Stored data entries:
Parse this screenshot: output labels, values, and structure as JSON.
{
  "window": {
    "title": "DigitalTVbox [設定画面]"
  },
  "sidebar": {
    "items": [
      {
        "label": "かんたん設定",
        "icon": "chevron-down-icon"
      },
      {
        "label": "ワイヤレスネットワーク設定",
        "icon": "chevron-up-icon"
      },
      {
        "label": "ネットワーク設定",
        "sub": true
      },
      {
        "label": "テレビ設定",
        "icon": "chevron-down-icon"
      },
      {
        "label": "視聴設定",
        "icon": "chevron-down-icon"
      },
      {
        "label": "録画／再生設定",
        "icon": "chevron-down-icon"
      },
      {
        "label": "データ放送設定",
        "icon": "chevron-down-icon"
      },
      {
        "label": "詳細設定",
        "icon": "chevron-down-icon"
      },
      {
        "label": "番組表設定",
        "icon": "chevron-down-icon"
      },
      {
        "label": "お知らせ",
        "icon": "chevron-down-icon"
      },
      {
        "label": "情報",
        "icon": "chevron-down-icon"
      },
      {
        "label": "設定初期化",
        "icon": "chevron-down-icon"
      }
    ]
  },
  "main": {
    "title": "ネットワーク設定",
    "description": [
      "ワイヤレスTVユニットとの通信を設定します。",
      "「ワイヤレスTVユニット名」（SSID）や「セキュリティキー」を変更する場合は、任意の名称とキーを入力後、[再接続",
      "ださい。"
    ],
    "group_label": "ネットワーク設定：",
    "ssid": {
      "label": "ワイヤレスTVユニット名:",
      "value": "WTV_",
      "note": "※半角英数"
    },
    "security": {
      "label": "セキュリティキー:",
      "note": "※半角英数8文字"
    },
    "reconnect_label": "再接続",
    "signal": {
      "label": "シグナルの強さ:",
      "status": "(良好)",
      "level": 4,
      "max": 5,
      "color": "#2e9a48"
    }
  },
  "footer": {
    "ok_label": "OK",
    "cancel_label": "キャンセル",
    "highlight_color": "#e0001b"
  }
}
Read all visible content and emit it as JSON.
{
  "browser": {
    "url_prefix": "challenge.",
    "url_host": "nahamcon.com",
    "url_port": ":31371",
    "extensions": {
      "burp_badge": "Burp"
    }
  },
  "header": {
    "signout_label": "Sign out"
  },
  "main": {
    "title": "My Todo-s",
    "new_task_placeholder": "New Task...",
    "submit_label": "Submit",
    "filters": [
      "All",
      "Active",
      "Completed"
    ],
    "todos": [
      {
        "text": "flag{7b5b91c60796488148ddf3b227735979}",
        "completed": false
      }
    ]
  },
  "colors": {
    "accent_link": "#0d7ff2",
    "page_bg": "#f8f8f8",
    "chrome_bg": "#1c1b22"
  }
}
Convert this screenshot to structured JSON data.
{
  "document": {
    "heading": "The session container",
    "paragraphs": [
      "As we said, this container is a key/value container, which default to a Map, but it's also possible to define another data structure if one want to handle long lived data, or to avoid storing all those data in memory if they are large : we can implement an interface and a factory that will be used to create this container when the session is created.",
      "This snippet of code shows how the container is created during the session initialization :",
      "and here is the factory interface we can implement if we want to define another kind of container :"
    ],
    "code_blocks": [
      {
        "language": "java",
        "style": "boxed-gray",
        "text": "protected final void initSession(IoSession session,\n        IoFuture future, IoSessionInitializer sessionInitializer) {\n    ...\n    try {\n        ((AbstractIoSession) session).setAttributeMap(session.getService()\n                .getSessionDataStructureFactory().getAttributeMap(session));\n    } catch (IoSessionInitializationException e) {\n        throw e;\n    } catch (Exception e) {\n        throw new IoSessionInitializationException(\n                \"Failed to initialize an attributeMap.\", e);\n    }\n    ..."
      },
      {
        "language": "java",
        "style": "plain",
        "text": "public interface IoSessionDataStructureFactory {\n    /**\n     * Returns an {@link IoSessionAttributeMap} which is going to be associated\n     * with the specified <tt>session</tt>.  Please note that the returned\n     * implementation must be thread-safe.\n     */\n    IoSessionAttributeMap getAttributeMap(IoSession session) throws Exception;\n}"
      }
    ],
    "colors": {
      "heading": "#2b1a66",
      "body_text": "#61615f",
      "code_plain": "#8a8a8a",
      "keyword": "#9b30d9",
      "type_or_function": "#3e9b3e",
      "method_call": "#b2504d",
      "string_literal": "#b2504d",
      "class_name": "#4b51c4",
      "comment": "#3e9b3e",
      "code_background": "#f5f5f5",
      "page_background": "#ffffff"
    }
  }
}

* **TASK REQUIREMENTS**
Copy all lines of the listing above that contain the string "title".

* **REPLY TO THE TASK**
    "title": "DigitalTVbox [設定画面]"
    "title": "ネットワーク設定",
    "title": "My Todo-s",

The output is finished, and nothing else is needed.